Prompt => Go through the data below and return each line where the string "legal" appears.

_ _ _ _

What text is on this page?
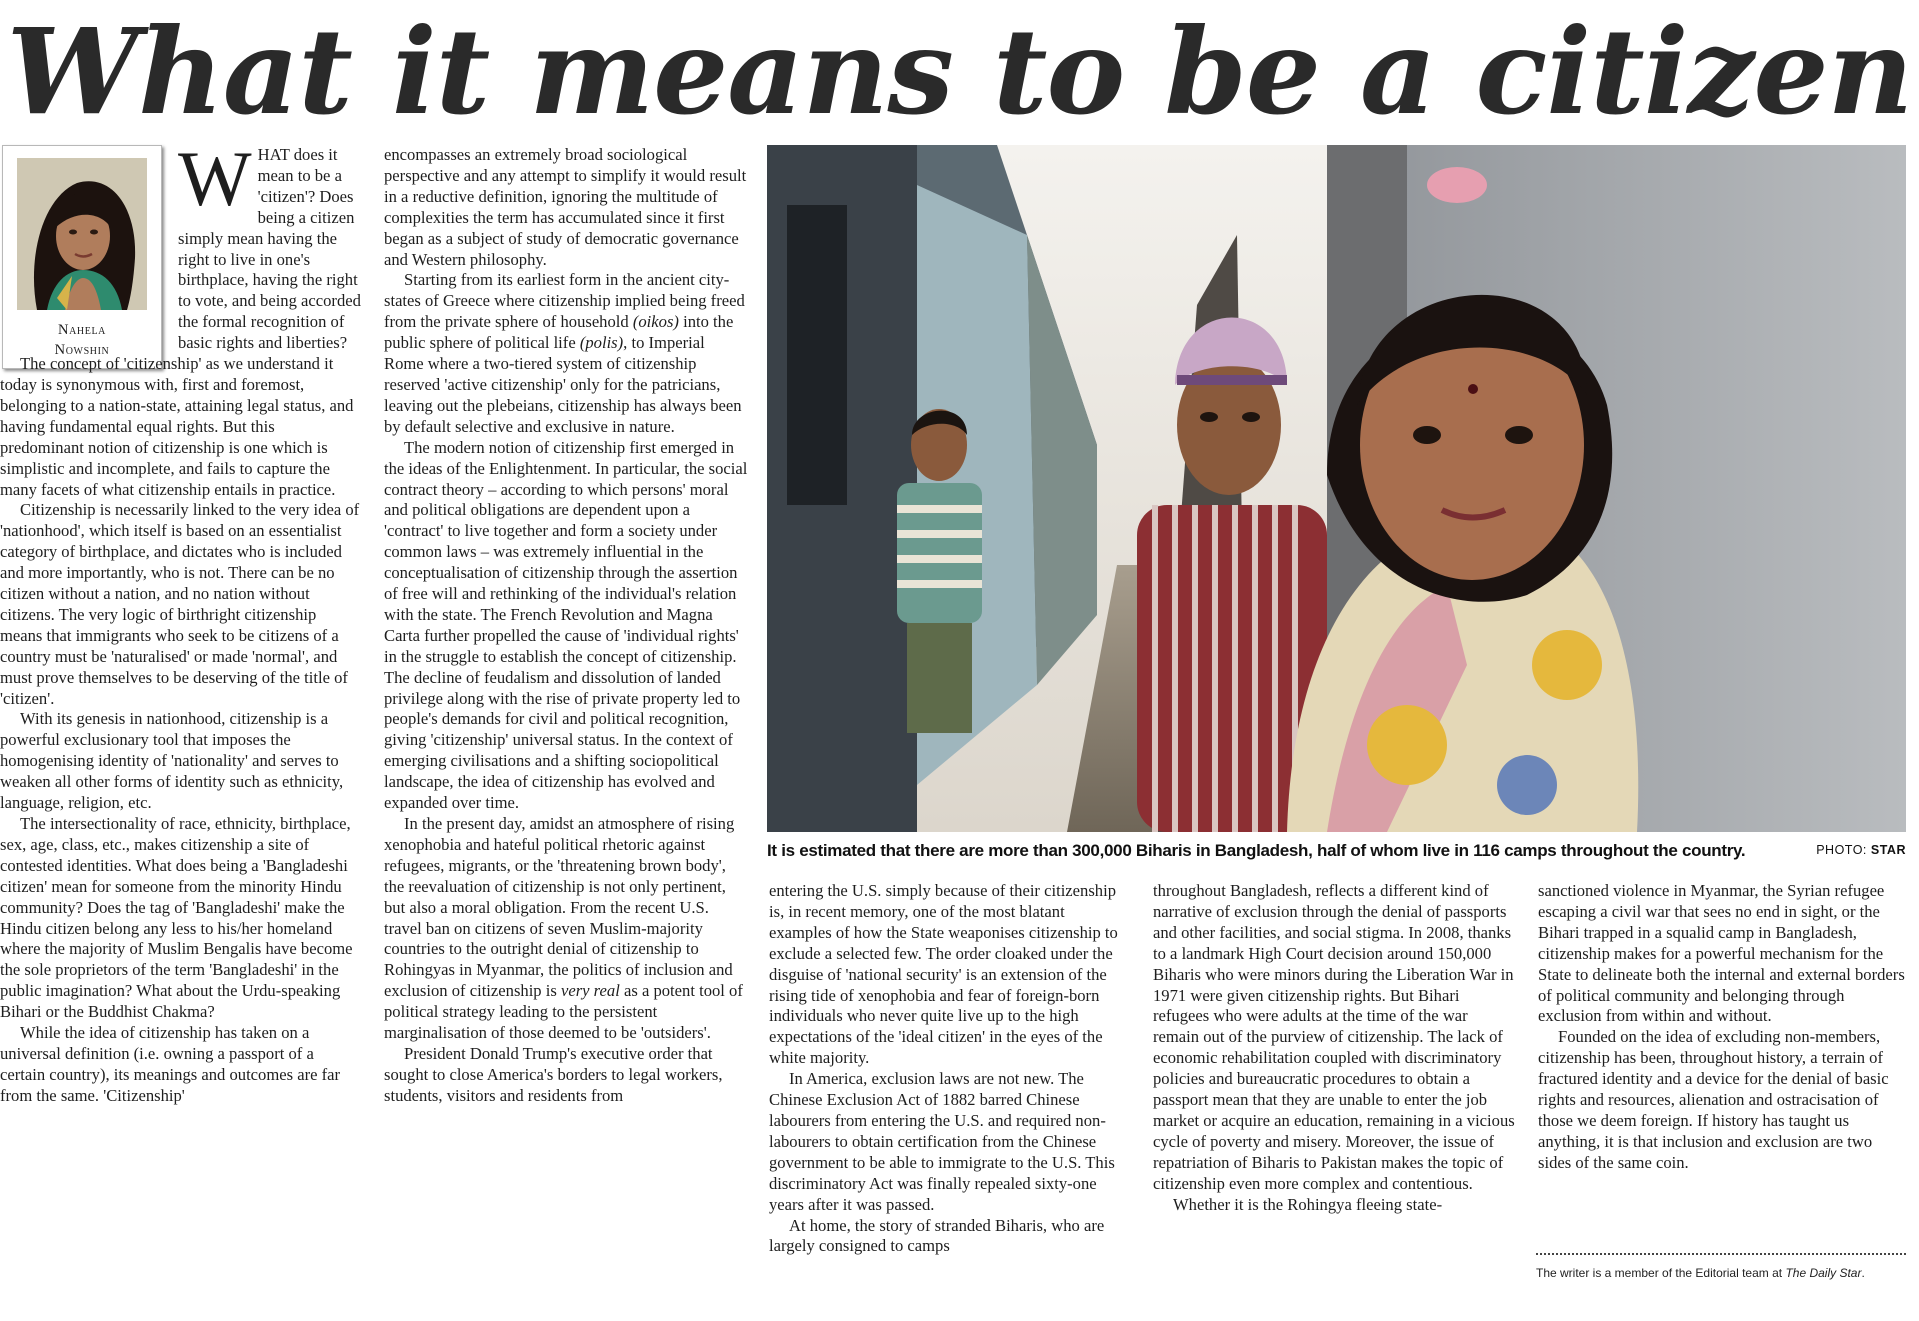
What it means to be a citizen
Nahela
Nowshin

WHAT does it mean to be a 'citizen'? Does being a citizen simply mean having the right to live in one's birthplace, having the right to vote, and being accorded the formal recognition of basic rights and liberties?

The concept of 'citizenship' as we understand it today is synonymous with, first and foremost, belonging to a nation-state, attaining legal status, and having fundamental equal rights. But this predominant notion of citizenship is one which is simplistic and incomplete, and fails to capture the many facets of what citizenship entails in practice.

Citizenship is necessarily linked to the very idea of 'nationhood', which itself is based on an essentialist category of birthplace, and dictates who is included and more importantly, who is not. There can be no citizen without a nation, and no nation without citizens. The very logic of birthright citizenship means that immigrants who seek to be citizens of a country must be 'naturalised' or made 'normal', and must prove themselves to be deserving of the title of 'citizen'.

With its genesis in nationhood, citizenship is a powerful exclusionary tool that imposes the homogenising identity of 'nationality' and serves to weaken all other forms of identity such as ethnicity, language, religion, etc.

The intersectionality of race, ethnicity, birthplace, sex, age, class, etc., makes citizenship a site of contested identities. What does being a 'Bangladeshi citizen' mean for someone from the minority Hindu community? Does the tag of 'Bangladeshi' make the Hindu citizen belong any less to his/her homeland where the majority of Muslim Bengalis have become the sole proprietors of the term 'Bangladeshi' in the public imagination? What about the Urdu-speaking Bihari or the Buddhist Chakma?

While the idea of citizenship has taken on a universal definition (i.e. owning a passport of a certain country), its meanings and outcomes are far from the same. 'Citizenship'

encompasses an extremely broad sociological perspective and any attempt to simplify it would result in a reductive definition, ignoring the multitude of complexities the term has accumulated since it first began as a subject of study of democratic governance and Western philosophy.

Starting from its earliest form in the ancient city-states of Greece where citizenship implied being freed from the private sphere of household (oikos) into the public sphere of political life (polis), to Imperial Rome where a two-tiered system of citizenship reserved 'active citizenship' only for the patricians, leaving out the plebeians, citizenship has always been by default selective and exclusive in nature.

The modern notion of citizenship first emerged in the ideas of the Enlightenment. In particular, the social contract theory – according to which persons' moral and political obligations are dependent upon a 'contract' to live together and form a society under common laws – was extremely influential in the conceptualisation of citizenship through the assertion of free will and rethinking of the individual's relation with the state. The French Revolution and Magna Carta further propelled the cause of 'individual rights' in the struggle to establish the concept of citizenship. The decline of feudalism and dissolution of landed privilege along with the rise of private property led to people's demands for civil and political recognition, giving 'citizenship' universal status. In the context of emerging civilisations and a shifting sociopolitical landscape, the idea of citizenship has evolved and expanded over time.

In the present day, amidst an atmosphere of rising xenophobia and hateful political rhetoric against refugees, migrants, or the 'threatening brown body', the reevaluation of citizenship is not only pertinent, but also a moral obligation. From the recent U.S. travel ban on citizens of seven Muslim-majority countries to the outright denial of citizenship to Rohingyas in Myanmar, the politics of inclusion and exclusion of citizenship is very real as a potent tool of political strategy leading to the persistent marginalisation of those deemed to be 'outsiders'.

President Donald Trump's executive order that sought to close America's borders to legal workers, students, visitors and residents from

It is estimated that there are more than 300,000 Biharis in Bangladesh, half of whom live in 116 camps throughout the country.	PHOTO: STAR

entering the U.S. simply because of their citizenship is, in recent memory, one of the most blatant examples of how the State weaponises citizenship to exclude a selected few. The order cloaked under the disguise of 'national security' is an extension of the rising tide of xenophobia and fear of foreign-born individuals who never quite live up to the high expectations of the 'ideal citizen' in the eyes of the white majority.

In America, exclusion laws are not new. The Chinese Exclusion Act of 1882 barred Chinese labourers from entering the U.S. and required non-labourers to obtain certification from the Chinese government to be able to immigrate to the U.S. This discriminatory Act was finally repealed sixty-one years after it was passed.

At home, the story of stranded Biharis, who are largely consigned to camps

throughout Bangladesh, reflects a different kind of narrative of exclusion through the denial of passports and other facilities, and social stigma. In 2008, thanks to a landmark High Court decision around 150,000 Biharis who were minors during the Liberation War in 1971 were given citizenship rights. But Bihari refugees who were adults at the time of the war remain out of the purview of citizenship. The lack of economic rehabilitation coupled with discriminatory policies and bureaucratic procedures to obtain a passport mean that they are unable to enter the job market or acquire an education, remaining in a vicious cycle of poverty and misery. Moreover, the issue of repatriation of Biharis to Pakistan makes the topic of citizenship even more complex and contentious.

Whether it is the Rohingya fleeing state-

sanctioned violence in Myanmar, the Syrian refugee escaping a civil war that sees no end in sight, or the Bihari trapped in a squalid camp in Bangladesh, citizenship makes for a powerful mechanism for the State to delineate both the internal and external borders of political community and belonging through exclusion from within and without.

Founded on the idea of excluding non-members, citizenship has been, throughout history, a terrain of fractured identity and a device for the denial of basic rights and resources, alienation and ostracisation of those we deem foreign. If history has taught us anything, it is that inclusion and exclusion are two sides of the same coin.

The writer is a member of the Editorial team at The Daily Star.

_ _ _ _

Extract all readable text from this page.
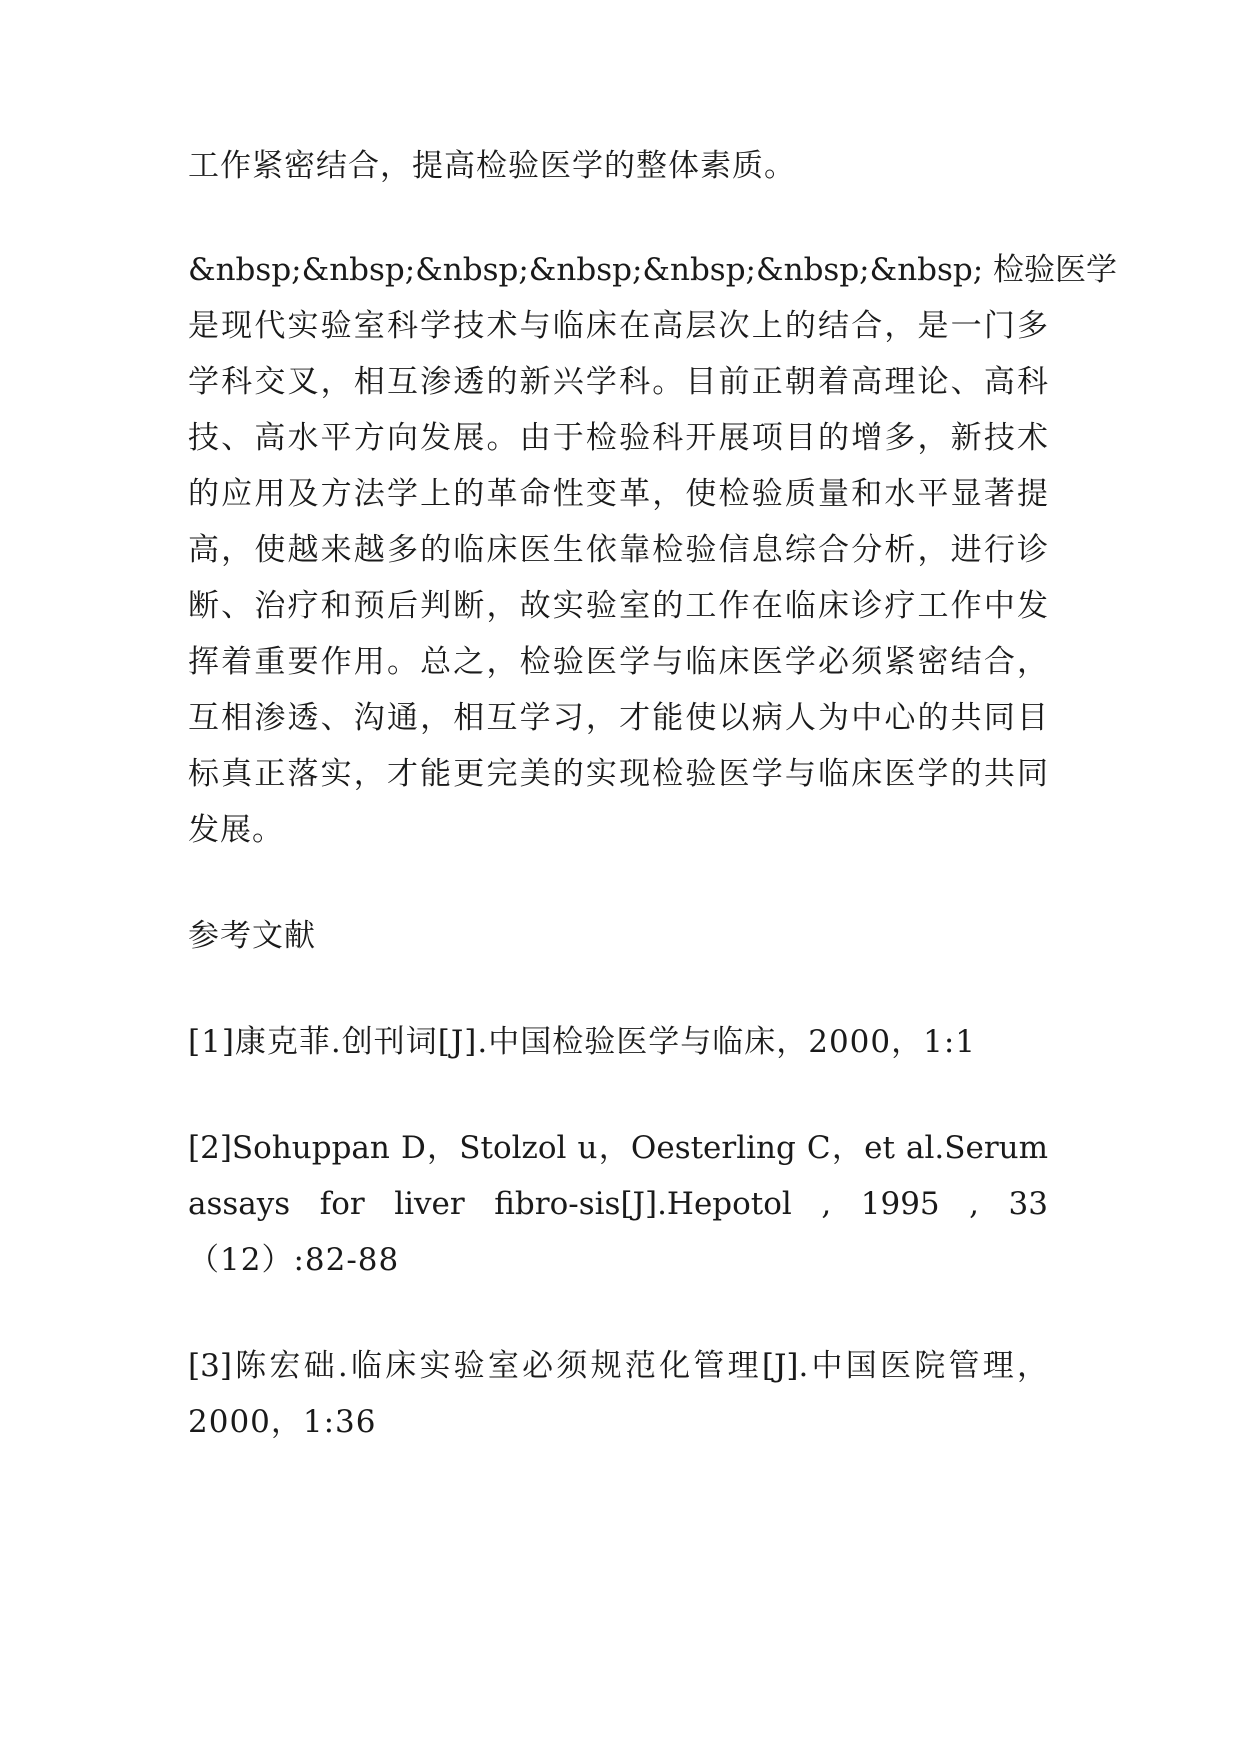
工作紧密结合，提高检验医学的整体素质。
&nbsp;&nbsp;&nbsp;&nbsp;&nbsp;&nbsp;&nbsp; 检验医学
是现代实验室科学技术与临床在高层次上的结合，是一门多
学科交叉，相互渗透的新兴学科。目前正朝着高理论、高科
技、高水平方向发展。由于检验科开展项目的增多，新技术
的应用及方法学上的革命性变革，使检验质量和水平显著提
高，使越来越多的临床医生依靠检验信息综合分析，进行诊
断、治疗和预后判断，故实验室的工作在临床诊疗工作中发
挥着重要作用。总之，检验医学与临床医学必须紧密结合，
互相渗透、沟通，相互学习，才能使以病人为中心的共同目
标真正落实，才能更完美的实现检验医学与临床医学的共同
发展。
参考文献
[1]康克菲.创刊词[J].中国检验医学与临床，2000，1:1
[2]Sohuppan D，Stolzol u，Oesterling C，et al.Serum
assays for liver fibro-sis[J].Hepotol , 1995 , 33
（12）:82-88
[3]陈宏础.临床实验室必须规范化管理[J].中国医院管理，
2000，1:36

_ _ _ _

Response below =>
The concept of 'citizenship' as we understand it today is synonymous with, first and foremost, belonging to a nation-state, attaining legal status, and having fundamental equal rights. But this predominant notion of citizenship is one which is simplistic and incomplete, and fails to capture the many facets of what citizenship entails in practice.
President Donald Trump's executive order that sought to close America's borders to legal workers, students, visitors and residents from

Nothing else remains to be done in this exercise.